Your goal ->
Output the records. Match them exactly.

Supplied data ->
**********
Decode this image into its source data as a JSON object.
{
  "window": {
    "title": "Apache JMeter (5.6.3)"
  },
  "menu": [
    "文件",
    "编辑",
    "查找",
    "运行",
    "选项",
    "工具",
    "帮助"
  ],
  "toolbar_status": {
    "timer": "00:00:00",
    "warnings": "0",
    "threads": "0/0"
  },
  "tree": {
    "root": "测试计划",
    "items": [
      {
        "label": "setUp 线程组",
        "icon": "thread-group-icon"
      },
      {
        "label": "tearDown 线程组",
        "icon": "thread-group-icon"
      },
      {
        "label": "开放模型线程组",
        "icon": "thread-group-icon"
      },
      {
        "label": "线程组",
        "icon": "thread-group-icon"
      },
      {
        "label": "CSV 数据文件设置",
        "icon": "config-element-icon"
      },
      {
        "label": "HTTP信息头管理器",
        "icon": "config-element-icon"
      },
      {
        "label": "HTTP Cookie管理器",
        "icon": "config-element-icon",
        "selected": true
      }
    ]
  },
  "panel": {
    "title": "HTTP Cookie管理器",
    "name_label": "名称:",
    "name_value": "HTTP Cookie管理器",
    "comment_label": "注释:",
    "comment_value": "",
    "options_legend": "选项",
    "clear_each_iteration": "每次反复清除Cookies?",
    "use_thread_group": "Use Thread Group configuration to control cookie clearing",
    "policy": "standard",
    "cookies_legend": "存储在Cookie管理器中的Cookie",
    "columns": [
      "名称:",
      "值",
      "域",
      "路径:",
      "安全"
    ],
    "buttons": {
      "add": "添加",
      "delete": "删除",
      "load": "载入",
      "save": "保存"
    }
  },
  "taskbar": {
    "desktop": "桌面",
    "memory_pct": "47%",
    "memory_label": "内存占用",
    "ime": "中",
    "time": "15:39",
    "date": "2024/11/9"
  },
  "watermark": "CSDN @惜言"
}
**********
Full response ->
Decode this image into its source data as a JSON object.
{
  "window": {
    "title": "Apache JMeter (5.6.3)"
  },
  "menu": [
    "文件",
    "编辑",
    "查找",
    "运行",
    "选项",
    "工具",
    "帮助"
  ],
  "toolbar_status": {
    "timer": "00:00:00",
    "warnings": "0",
    "threads": "0/0"
  },
  "tree": {
    "root": "测试计划",
    "items": [
      {
        "label": "setUp 线程组",
        "icon": "thread-group-icon"
      },
      {
        "label": "tearDown 线程组",
        "icon": "thread-group-icon"
      },
      {
        "label": "开放模型线程组",
        "icon": "thread-group-icon"
      },
      {
        "label": "线程组",
        "icon": "thread-group-icon"
      },
      {
        "label": "CSV 数据文件设置",
        "icon": "config-element-icon"
      },
      {
        "label": "HTTP信息头管理器",
        "icon": "config-element-icon"
      },
      {
        "label": "HTTP Cookie管理器",
        "icon": "config-element-icon",
        "selected": true
      }
    ]
  },
  "panel": {
    "title": "HTTP Cookie管理器",
    "name_label": "名称:",
    "name_value": "HTTP Cookie管理器",
    "comment_label": "注释:",
    "comment_value": "",
    "options_legend": "选项",
    "clear_each_iteration": "每次反复清除Cookies?",
    "use_thread_group": "Use Thread Group configuration to control cookie clearing",
    "policy": "standard",
    "cookies_legend": "存储在Cookie管理器中的Cookie",
    "columns": [
      "名称:",
      "值",
      "域",
      "路径:",
      "安全"
    ],
    "buttons": {
      "add": "添加",
      "delete": "删除",
      "load": "载入",
      "save": "保存"
    }
  },
  "taskbar": {
    "desktop": "桌面",
    "memory_pct": "47%",
    "memory_label": "内存占用",
    "ime": "中",
    "time": "15:39",
    "date": "2024/11/9"
  },
  "watermark": "CSDN @惜言"
}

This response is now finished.